Your goal. Pull every line containing the word "tidak" from the records.

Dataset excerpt
________________

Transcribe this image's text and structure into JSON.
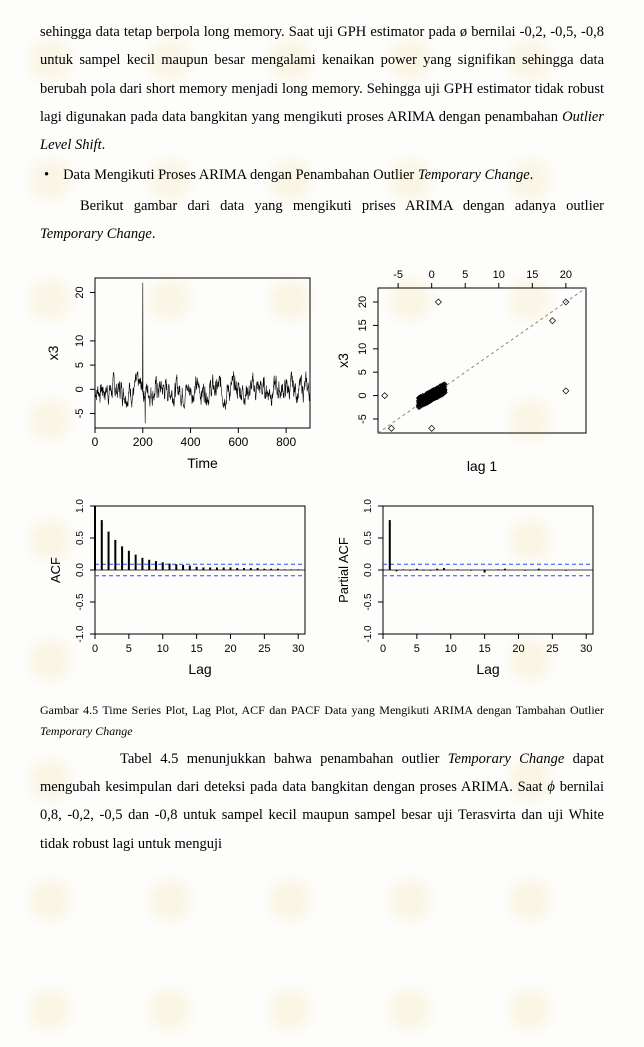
{
  "text": {
    "para1": "sehingga data tetap berpola long memory. Saat uji GPH estimator pada ø bernilai -0,2, -0,5, -0,8 untuk sampel kecil maupun besar mengalami kenaikan power yang signifikan sehingga data berubah pola dari short memory menjadi long memory. Sehingga uji GPH estimator tidak robust lagi digunakan pada data bangkitan yang mengikuti proses ARIMA dengan penambahan ",
    "para1_italic": "Outlier Level Shift",
    "para1_end": ".",
    "bullet": "Data Mengikuti Proses ARIMA dengan Penambahan Outlier ",
    "bullet_italic": "Temporary Change",
    "bullet_end": ".",
    "para2a": "Berikut gambar dari data yang mengikuti prises ARIMA dengan adanya outlier ",
    "para2_italic": "Temporary Change",
    "para2b": ".",
    "caption_a": "Gambar 4.5 Time Series Plot, Lag Plot, ACF dan PACF Data yang Mengikuti ARIMA dengan Tambahan Outlier ",
    "caption_italic": "Temporary Change",
    "para3a": "Tabel  4.5 menunjukkan bahwa penambahan outlier ",
    "para3_italic1": "Temporary Change",
    "para3b": " dapat mengubah kesimpulan dari deteksi pada data bangkitan dengan proses ARIMA. Saat ",
    "phi": "ϕ",
    "para3c": " bernilai 0,8, -0,2, -0,5 dan -0,8 untuk sampel kecil maupun sampel besar uji Terasvirta dan uji White tidak robust lagi untuk menguji"
  },
  "charts": {
    "ts": {
      "type": "line",
      "xlabel": "Time",
      "ylabel": "x3",
      "xlim": [
        0,
        900
      ],
      "ylim": [
        -8,
        23
      ],
      "xticks": [
        0,
        200,
        400,
        600,
        800
      ],
      "yticks": [
        -5,
        0,
        5,
        10,
        20
      ],
      "axis_color": "#000000",
      "line_color": "#000000",
      "bg": "#ffffff",
      "spike_x": 200,
      "spike_y": 22
    },
    "lag": {
      "type": "scatter",
      "xlabel": "lag 1",
      "ylabel": "x3",
      "xlim": [
        -8,
        23
      ],
      "ylim": [
        -8,
        23
      ],
      "xticks_top": [
        -5,
        0,
        5,
        10,
        15,
        20
      ],
      "yticks": [
        -5,
        0,
        5,
        10,
        15,
        20
      ],
      "marker": "diamond",
      "marker_color": "#000000",
      "marker_fill": "none",
      "diag_color": "#888888",
      "diag_dash": "3,3"
    },
    "acf": {
      "type": "bar",
      "xlabel": "Lag",
      "ylabel": "ACF",
      "xlim": [
        0,
        31
      ],
      "ylim": [
        -1.0,
        1.0
      ],
      "xticks": [
        0,
        5,
        10,
        15,
        20,
        25,
        30
      ],
      "yticks": [
        -1.0,
        -0.5,
        0.0,
        0.5,
        1.0
      ],
      "values": [
        1.0,
        0.78,
        0.6,
        0.47,
        0.37,
        0.3,
        0.24,
        0.19,
        0.16,
        0.14,
        0.12,
        0.1,
        0.09,
        0.08,
        0.07,
        0.05,
        0.04,
        0.04,
        0.04,
        0.04,
        0.04,
        0.03,
        0.03,
        0.03,
        0.03,
        0.02,
        0.02,
        0.02,
        0.01,
        0.01,
        0.01
      ],
      "ci": 0.09,
      "ci_color": "#2a4cff",
      "ci_dash": "4,3",
      "bar_color": "#000000"
    },
    "pacf": {
      "type": "bar",
      "xlabel": "Lag",
      "ylabel": "Partial ACF",
      "xlim": [
        0,
        31
      ],
      "ylim": [
        -1.0,
        1.0
      ],
      "xticks": [
        0,
        5,
        10,
        15,
        20,
        25,
        30
      ],
      "yticks": [
        -1.0,
        -0.5,
        0.0,
        0.5,
        1.0
      ],
      "values": [
        0.78,
        -0.02,
        0.01,
        -0.01,
        0.02,
        -0.01,
        -0.01,
        0.02,
        0.03,
        0.0,
        0.01,
        0.0,
        -0.01,
        0.0,
        -0.04,
        0.0,
        0.01,
        0.02,
        0.0,
        0.0,
        -0.01,
        0.0,
        0.02,
        0.0,
        0.0,
        0.0,
        -0.01,
        0.0,
        0.0,
        0.0
      ],
      "ci": 0.09,
      "ci_color": "#2a4cff",
      "ci_dash": "4,3",
      "bar_color": "#000000"
    },
    "label_fontsize": 13,
    "tick_fontsize": 11
  },
  "colors": {
    "text": "#000000",
    "page_bg": "#fdfdfb",
    "watermark": "#dca900"
  }
}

________________

Task response.
    "para1": "sehingga data tetap berpola long memory. Saat uji GPH estimator pada ø bernilai -0,2, -0,5, -0,8 untuk sampel kecil maupun besar mengalami kenaikan power yang signifikan sehingga data berubah pola dari short memory menjadi long memory. Sehingga uji GPH estimator tidak robust lagi digunakan pada data bangkitan yang mengikuti proses ARIMA dengan penambahan ",
    "para3c": " bernilai 0,8, -0,2, -0,5 dan -0,8 untuk sampel kecil maupun sampel besar uji Terasvirta dan uji White tidak robust lagi untuk menguji"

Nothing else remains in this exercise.